● **GIVEN TASK**
Skip the pictures and quote all of the lines exactly.

● **RECORDS SHOWN**
■ ■ ■

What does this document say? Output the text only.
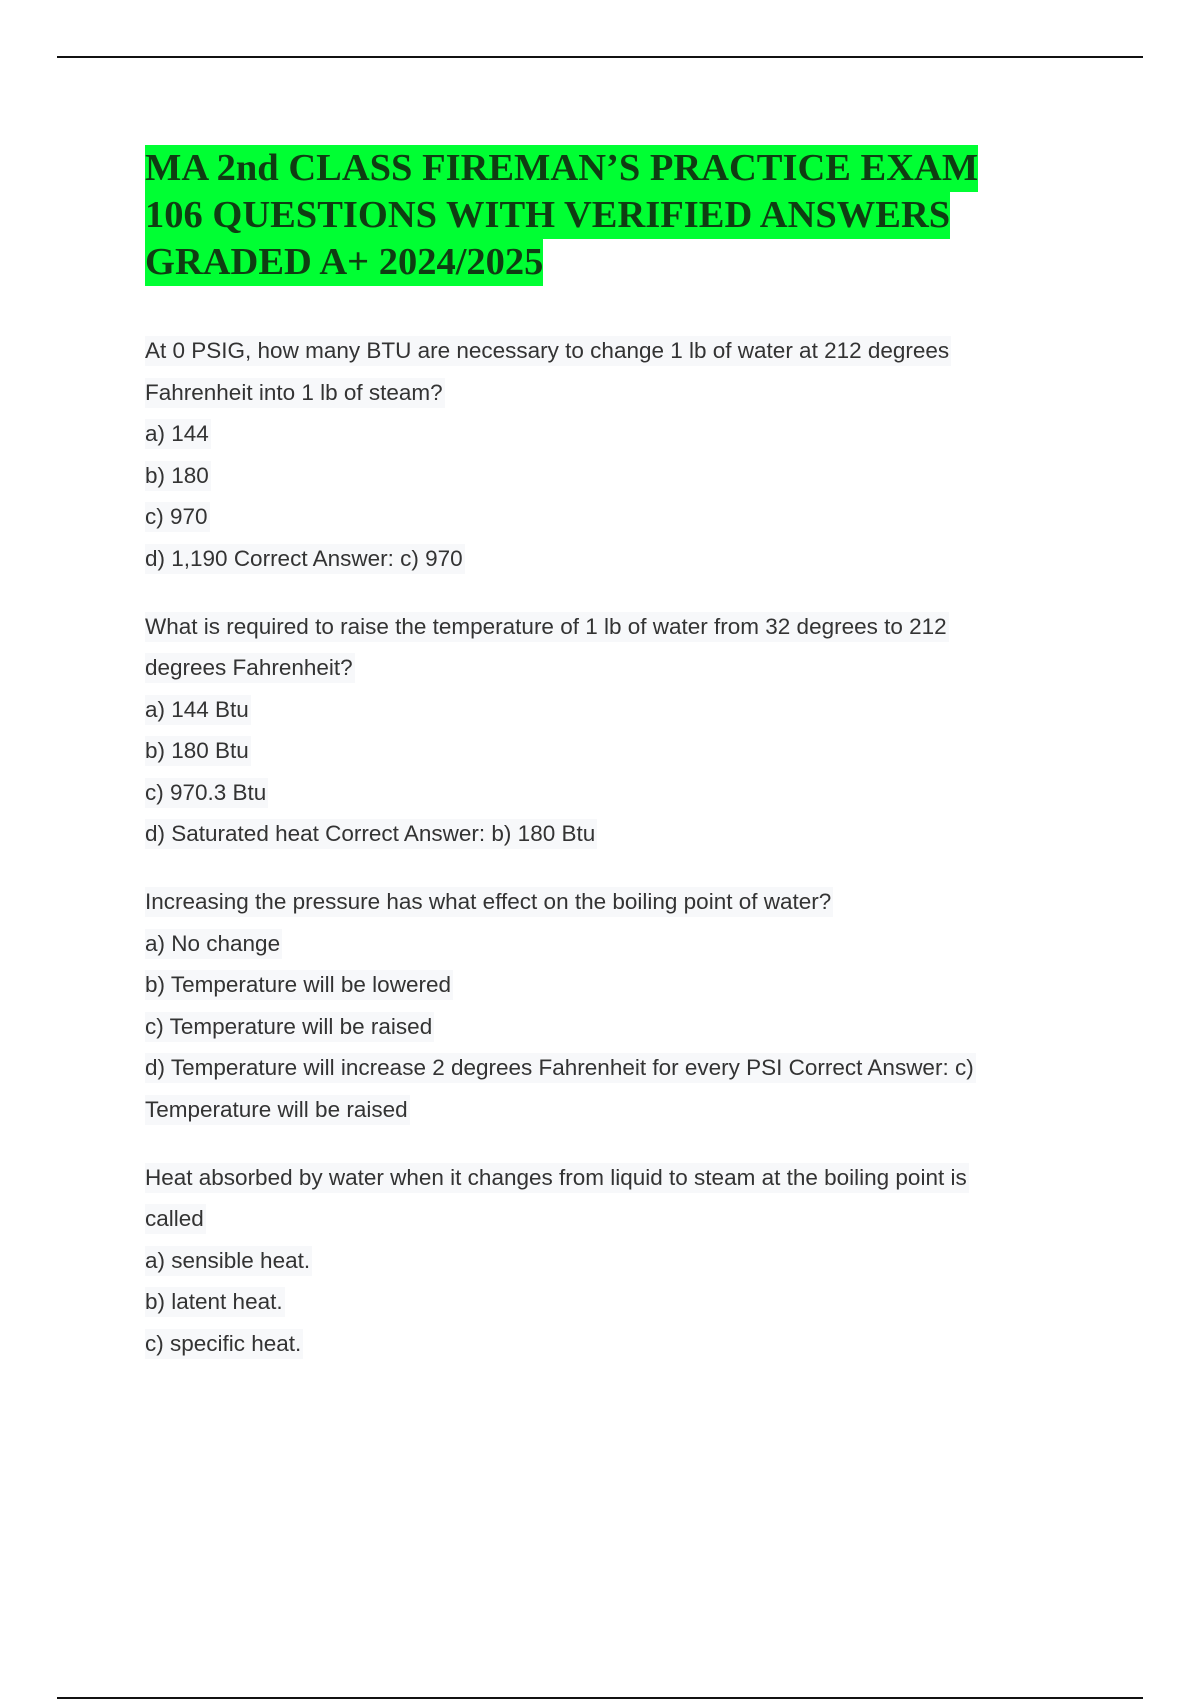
MA 2nd CLASS FIREMAN’S PRACTICE EXAM
106 QUESTIONS WITH VERIFIED ANSWERS
GRADED A+ 2024/2025
At 0 PSIG, how many BTU are necessary to change 1 lb of water at 212 degrees
Fahrenheit into 1 lb of steam?
a) 144
b) 180
c) 970
d) 1,190 Correct Answer: c) 970
What is required to raise the temperature of 1 lb of water from 32 degrees to 212
degrees Fahrenheit?
a) 144 Btu
b) 180 Btu
c) 970.3 Btu
d) Saturated heat Correct Answer: b) 180 Btu
Increasing the pressure has what effect on the boiling point of water?
a) No change
b) Temperature will be lowered
c) Temperature will be raised
d) Temperature will increase 2 degrees Fahrenheit for every PSI Correct Answer: c)
Temperature will be raised
Heat absorbed by water when it changes from liquid to steam at the boiling point is
called
a) sensible heat.
b) latent heat.
c) specific heat.
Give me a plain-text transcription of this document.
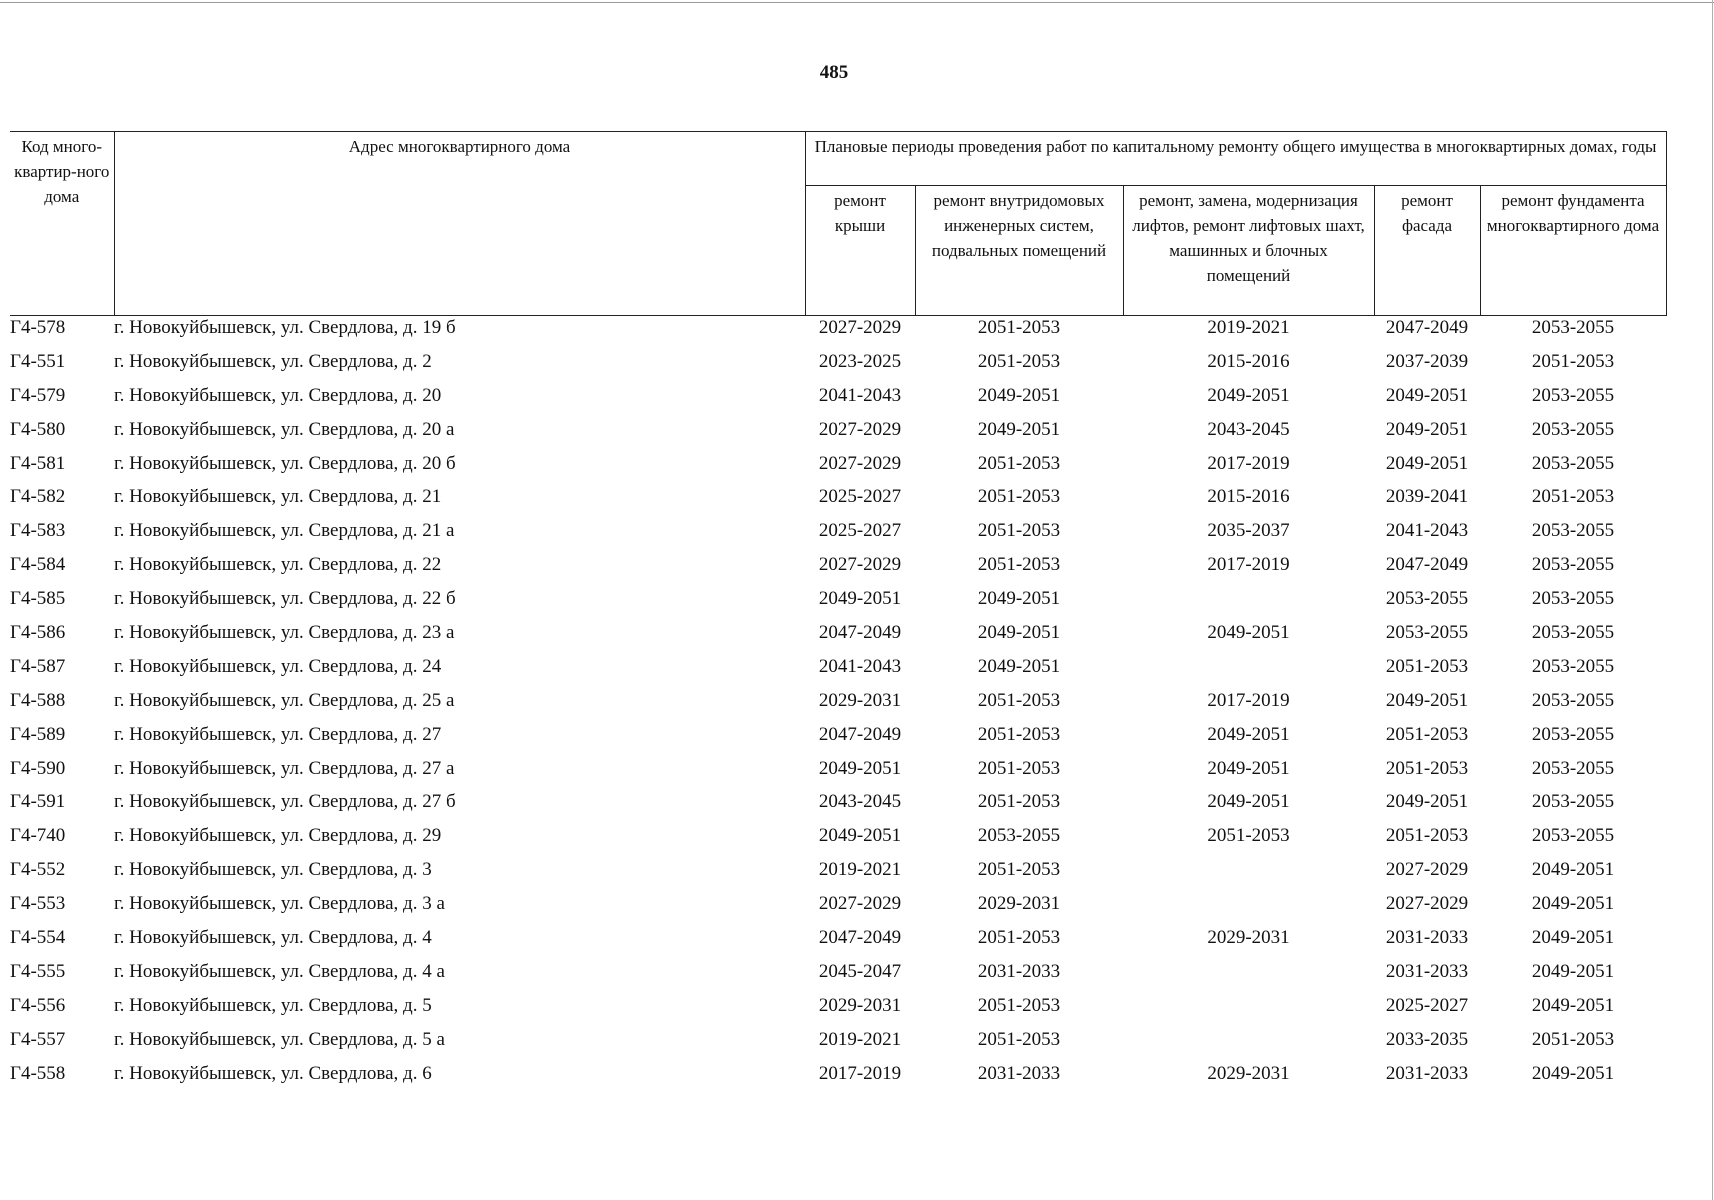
485
Код много-квартир-ного дома	Адрес многоквартирного дома	Плановые периоды проведения работ по капитальному ремонту общего имущества в многоквартирных домах, годы				
		ремонт крыши	ремонт внутридомовых инженерных систем, подвальных помещений	ремонт, замена, модернизация лифтов, ремонт лифтовых шахт, машинных и блочных помещений	ремонт фасада	ремонт фундамента многоквартирного дома
Г4-578	г. Новокуйбышевск, ул. Свердлова, д. 19 б	2027-2029	2051-2053	2019-2021	2047-2049	2053-2055
Г4-551	г. Новокуйбышевск, ул. Свердлова, д. 2	2023-2025	2051-2053	2015-2016	2037-2039	2051-2053
Г4-579	г. Новокуйбышевск, ул. Свердлова, д. 20	2041-2043	2049-2051	2049-2051	2049-2051	2053-2055
Г4-580	г. Новокуйбышевск, ул. Свердлова, д. 20 а	2027-2029	2049-2051	2043-2045	2049-2051	2053-2055
Г4-581	г. Новокуйбышевск, ул. Свердлова, д. 20 б	2027-2029	2051-2053	2017-2019	2049-2051	2053-2055
Г4-582	г. Новокуйбышевск, ул. Свердлова, д. 21	2025-2027	2051-2053	2015-2016	2039-2041	2051-2053
Г4-583	г. Новокуйбышевск, ул. Свердлова, д. 21 а	2025-2027	2051-2053	2035-2037	2041-2043	2053-2055
Г4-584	г. Новокуйбышевск, ул. Свердлова, д. 22	2027-2029	2051-2053	2017-2019	2047-2049	2053-2055
Г4-585	г. Новокуйбышевск, ул. Свердлова, д. 22 б	2049-2051	2049-2051		2053-2055	2053-2055
Г4-586	г. Новокуйбышевск, ул. Свердлова, д. 23 а	2047-2049	2049-2051	2049-2051	2053-2055	2053-2055
Г4-587	г. Новокуйбышевск, ул. Свердлова, д. 24	2041-2043	2049-2051		2051-2053	2053-2055
Г4-588	г. Новокуйбышевск, ул. Свердлова, д. 25 а	2029-2031	2051-2053	2017-2019	2049-2051	2053-2055
Г4-589	г. Новокуйбышевск, ул. Свердлова, д. 27	2047-2049	2051-2053	2049-2051	2051-2053	2053-2055
Г4-590	г. Новокуйбышевск, ул. Свердлова, д. 27 а	2049-2051	2051-2053	2049-2051	2051-2053	2053-2055
Г4-591	г. Новокуйбышевск, ул. Свердлова, д. 27 б	2043-2045	2051-2053	2049-2051	2049-2051	2053-2055
Г4-740	г. Новокуйбышевск, ул. Свердлова, д. 29	2049-2051	2053-2055	2051-2053	2051-2053	2053-2055
Г4-552	г. Новокуйбышевск, ул. Свердлова, д. 3	2019-2021	2051-2053		2027-2029	2049-2051
Г4-553	г. Новокуйбышевск, ул. Свердлова, д. 3 а	2027-2029	2029-2031		2027-2029	2049-2051
Г4-554	г. Новокуйбышевск, ул. Свердлова, д. 4	2047-2049	2051-2053	2029-2031	2031-2033	2049-2051
Г4-555	г. Новокуйбышевск, ул. Свердлова, д. 4 а	2045-2047	2031-2033		2031-2033	2049-2051
Г4-556	г. Новокуйбышевск, ул. Свердлова, д. 5	2029-2031	2051-2053		2025-2027	2049-2051
Г4-557	г. Новокуйбышевск, ул. Свердлова, д. 5 а	2019-2021	2051-2053		2033-2035	2051-2053
Г4-558	г. Новокуйбышевск, ул. Свердлова, д. 6	2017-2019	2031-2033	2029-2031	2031-2033	2049-2051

■ ■ ■

● **COMPLETE RESPONSE**
What does this document say? Output the text only.
MA 2nd CLASS FIREMAN’S PRACTICE EXAM
106 QUESTIONS WITH VERIFIED ANSWERS
GRADED A+ 2024/2025
At 0 PSIG, how many BTU are necessary to change 1 lb of water at 212 degrees
Fahrenheit into 1 lb of steam?
a) 144
b) 180
c) 970
d) 1,190 Correct Answer: c) 970
What is required to raise the temperature of 1 lb of water from 32 degrees to 212
degrees Fahrenheit?
a) 144 Btu
b) 180 Btu
c) 970.3 Btu
d) Saturated heat Correct Answer: b) 180 Btu
Increasing the pressure has what effect on the boiling point of water?
a) No change
b) Temperature will be lowered
c) Temperature will be raised
d) Temperature will increase 2 degrees Fahrenheit for every PSI Correct Answer: c)
Temperature will be raised
Heat absorbed by water when it changes from liquid to steam at the boiling point is
called
a) sensible heat.
b) latent heat.
c) specific heat.
Give me a plain-text transcription of this document.
485
Код много-квартир-ного дома	Адрес многоквартирного дома	Плановые периоды проведения работ по капитальному ремонту общего имущества в многоквартирных домах, годы				
		ремонт крыши	ремонт внутридомовых инженерных систем, подвальных помещений	ремонт, замена, модернизация лифтов, ремонт лифтовых шахт, машинных и блочных помещений	ремонт фасада	ремонт фундамента многоквартирного дома
Г4-578	г. Новокуйбышевск, ул. Свердлова, д. 19 б	2027-2029	2051-2053	2019-2021	2047-2049	2053-2055
Г4-551	г. Новокуйбышевск, ул. Свердлова, д. 2	2023-2025	2051-2053	2015-2016	2037-2039	2051-2053
Г4-579	г. Новокуйбышевск, ул. Свердлова, д. 20	2041-2043	2049-2051	2049-2051	2049-2051	2053-2055
Г4-580	г. Новокуйбышевск, ул. Свердлова, д. 20 а	2027-2029	2049-2051	2043-2045	2049-2051	2053-2055
Г4-581	г. Новокуйбышевск, ул. Свердлова, д. 20 б	2027-2029	2051-2053	2017-2019	2049-2051	2053-2055
Г4-582	г. Новокуйбышевск, ул. Свердлова, д. 21	2025-2027	2051-2053	2015-2016	2039-2041	2051-2053
Г4-583	г. Новокуйбышевск, ул. Свердлова, д. 21 а	2025-2027	2051-2053	2035-2037	2041-2043	2053-2055
Г4-584	г. Новокуйбышевск, ул. Свердлова, д. 22	2027-2029	2051-2053	2017-2019	2047-2049	2053-2055
Г4-585	г. Новокуйбышевск, ул. Свердлова, д. 22 б	2049-2051	2049-2051		2053-2055	2053-2055
Г4-586	г. Новокуйбышевск, ул. Свердлова, д. 23 а	2047-2049	2049-2051	2049-2051	2053-2055	2053-2055
Г4-587	г. Новокуйбышевск, ул. Свердлова, д. 24	2041-2043	2049-2051		2051-2053	2053-2055
Г4-588	г. Новокуйбышевск, ул. Свердлова, д. 25 а	2029-2031	2051-2053	2017-2019	2049-2051	2053-2055
Г4-589	г. Новокуйбышевск, ул. Свердлова, д. 27	2047-2049	2051-2053	2049-2051	2051-2053	2053-2055
Г4-590	г. Новокуйбышевск, ул. Свердлова, д. 27 а	2049-2051	2051-2053	2049-2051	2051-2053	2053-2055
Г4-591	г. Новокуйбышевск, ул. Свердлова, д. 27 б	2043-2045	2051-2053	2049-2051	2049-2051	2053-2055
Г4-740	г. Новокуйбышевск, ул. Свердлова, д. 29	2049-2051	2053-2055	2051-2053	2051-2053	2053-2055
Г4-552	г. Новокуйбышевск, ул. Свердлова, д. 3	2019-2021	2051-2053		2027-2029	2049-2051
Г4-553	г. Новокуйбышевск, ул. Свердлова, д. 3 а	2027-2029	2029-2031		2027-2029	2049-2051
Г4-554	г. Новокуйбышевск, ул. Свердлова, д. 4	2047-2049	2051-2053	2029-2031	2031-2033	2049-2051
Г4-555	г. Новокуйбышевск, ул. Свердлова, д. 4 а	2045-2047	2031-2033		2031-2033	2049-2051
Г4-556	г. Новокуйбышевск, ул. Свердлова, д. 5	2029-2031	2051-2053		2025-2027	2049-2051
Г4-557	г. Новокуйбышевск, ул. Свердлова, д. 5 а	2019-2021	2051-2053		2033-2035	2051-2053
Г4-558	г. Новокуйбышевск, ул. Свердлова, д. 6	2017-2019	2031-2033	2029-2031	2031-2033	2049-2051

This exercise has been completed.